Segment Start: EXCERPTED TEXT

In preparation of such clinical trials, the dosage of the CGRP ligand/receptor antibodies in children and adolescents had to be determined. Pediatric pharmacokinetic studies of the antibodies have been finished, are planned, or are ongoing. In a phase 1 study on fremanezumab, children 6 to 11 years of age and weighing 17 to 45 kg received a single subcutaneous dose of 75 mg [23••]. The pharmacokinetic data were then used to refine the adult model and create concentration–time profiles in a virtual pediatric population resulting in an appropriate subcutaneous injection dose of fremanezumab 120 mg monthly in pediatric patients weighing less than 45 kg.
As reported above, data from placebo-controlled trials on children and adolescents are not available. In such trials, it would be important to use also age-specific patient related outcome measures such as the pedMIDAS.
However, in an open multicentre retrospective chart review, 112 adolescents who had received at least one dose of a CGRP ligand/receptor antibody were analysed [24]. Mean age at first dose was 15.9 years. They had chronic migraine (n = 94), new daily persistent headache (n = 12), and persistent post-traumatic headache (n = 6). At first follow-up visit, there was a significant reduction in headache frequency compared with baseline by − 2.0 days. Significant benefit with respect to headache days and to functional improvement was reached by 22% to 30% within two follow-ups. Side effects were similar to those seen in adults (injection site reaction, constipation). Another small case series reported significant improvement of migraine in 50% of adolescent patients by erenumab [25••].

Segment End: EXCERPTED TEXT
Segment Start: DATA

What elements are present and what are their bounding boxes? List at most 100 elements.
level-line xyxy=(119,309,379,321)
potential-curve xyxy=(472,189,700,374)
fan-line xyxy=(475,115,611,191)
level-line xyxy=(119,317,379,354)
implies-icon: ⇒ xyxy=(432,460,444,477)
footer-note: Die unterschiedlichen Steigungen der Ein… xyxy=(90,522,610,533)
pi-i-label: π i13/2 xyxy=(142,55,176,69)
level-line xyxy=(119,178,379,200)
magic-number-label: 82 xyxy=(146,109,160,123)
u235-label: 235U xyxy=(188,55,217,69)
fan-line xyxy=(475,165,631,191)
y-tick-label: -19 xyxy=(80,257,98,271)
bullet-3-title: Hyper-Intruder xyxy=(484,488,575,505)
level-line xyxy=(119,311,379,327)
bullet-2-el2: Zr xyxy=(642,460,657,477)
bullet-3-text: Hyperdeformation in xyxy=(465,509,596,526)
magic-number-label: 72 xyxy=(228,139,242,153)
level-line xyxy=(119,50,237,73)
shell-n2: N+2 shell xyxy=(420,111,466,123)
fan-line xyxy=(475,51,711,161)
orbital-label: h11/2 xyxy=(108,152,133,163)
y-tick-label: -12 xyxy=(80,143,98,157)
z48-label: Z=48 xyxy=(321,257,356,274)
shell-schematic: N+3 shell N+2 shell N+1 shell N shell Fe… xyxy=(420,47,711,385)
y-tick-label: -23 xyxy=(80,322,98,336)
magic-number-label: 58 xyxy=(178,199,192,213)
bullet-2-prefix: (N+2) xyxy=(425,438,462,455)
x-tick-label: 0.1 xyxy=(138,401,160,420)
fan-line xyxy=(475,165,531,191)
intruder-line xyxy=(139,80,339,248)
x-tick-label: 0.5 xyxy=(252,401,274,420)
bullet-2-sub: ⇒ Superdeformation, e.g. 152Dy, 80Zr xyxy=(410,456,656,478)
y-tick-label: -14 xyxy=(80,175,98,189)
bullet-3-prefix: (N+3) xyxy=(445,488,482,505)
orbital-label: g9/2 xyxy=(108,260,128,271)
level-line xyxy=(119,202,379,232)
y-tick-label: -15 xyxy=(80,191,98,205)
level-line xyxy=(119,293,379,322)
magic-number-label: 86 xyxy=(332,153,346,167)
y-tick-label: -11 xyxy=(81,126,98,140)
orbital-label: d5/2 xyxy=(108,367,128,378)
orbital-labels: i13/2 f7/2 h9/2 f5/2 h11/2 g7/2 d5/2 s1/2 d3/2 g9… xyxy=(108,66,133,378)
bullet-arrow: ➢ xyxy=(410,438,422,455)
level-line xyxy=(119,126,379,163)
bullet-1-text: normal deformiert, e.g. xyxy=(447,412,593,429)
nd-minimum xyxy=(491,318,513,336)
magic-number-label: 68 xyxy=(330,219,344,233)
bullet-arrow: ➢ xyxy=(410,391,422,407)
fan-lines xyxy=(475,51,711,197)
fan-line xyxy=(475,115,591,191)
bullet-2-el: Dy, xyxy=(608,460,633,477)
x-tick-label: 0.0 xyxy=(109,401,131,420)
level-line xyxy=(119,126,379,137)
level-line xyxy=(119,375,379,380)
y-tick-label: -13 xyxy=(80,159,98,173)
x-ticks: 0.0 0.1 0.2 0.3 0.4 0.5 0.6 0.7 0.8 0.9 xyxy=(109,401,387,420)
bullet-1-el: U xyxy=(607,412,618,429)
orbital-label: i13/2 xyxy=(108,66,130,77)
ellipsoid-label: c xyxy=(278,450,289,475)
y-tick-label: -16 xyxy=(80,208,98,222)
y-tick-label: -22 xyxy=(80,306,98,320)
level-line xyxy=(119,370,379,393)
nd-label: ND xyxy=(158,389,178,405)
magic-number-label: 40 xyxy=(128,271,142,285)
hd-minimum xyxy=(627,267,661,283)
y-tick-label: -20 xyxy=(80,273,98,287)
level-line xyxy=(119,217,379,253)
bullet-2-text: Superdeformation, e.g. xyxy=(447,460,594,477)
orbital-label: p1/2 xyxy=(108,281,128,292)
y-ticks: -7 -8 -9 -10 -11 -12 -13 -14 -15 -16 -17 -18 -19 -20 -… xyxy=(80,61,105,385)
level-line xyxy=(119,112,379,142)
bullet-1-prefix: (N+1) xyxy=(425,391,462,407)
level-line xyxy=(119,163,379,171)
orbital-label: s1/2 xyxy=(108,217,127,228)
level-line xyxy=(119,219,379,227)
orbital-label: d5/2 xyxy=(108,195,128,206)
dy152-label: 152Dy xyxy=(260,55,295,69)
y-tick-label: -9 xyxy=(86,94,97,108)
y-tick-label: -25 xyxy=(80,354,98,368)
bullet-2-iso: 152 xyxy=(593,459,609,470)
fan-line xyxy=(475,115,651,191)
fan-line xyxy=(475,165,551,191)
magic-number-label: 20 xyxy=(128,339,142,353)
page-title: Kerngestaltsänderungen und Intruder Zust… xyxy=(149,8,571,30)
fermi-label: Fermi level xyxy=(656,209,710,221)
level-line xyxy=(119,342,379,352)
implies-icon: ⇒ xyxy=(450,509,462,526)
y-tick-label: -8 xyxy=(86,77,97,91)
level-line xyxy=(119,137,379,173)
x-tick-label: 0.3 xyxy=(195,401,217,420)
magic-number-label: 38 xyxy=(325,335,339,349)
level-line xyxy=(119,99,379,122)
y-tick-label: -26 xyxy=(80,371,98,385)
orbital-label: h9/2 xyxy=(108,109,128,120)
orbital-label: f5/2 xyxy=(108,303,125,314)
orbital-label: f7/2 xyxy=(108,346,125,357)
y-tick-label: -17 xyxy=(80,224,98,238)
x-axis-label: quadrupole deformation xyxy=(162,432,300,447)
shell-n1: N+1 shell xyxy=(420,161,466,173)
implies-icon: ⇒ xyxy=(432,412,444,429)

Segment End: DATA

* WORK TO COMPLETE: Could you pick up the passage on CGRP antibodies for pediatric migraine and continue it from where it stops? You can disregard the rows.

* ANSWER FOR THE TASK:
In order to prepare the use of CGRP ligand/receptor antibodies in childhood and adolescence migraine, a US American manuscript written by members of the Pediatric & Adolescent Headache special interest group of the American Headache Society was published and meant to serve as expert opinion [26]. It reported recommendations on the use of CGRP ligand/receptor antibodies in children and adolescents. This consortium did not completely deny the use of these antibodies in this age group although they are not approved, but they gave the recommendations listed in Table 2. Interestingly, the use recommendations were not restricted to migraine but also other chronic headache disorder such as cluster headache, new daily persistent headache (NDPH), and persistent headache attributed to traumatic injury to the head were considered.
The authors of this paper conclude that, until studies in children and adolescents are completed, CGRP ligand/receptor antibodies should be considered “primarily for post-pubertal adolescents experiencing relatively frequent migraine (i. e. ≥ 8 headache days per month) with moderate or severe migraine-related disability (as measured by PedMIDAS or other validated instruments). In the event that a younger child has severe chronic migraine that has proven refractory to multiple migraine preventive trials, it would be reasonable to consider” CGRP ligand/receptor antibodies with a careful monitoring.
Conclusions
Based on this short review, it can be concluded that substantial parts of the CGRP pathways are already developed and working in the preterm fetus. Young animals show a high CGRP level and a high density of CGRP positive neurons and nerve fibres. This is also probably true for children and adolescents. In human studies, increased levels of CGRP were observed in childhood and adolescent migraine patients. Therefore, it can be assumed that remedies based on influencing CGRP metabolism are also working in that age group. Furthermore, it is not unlikely that children and adolescents need higher body weight adjusted doses of anti-CGRP drugs compared to adults.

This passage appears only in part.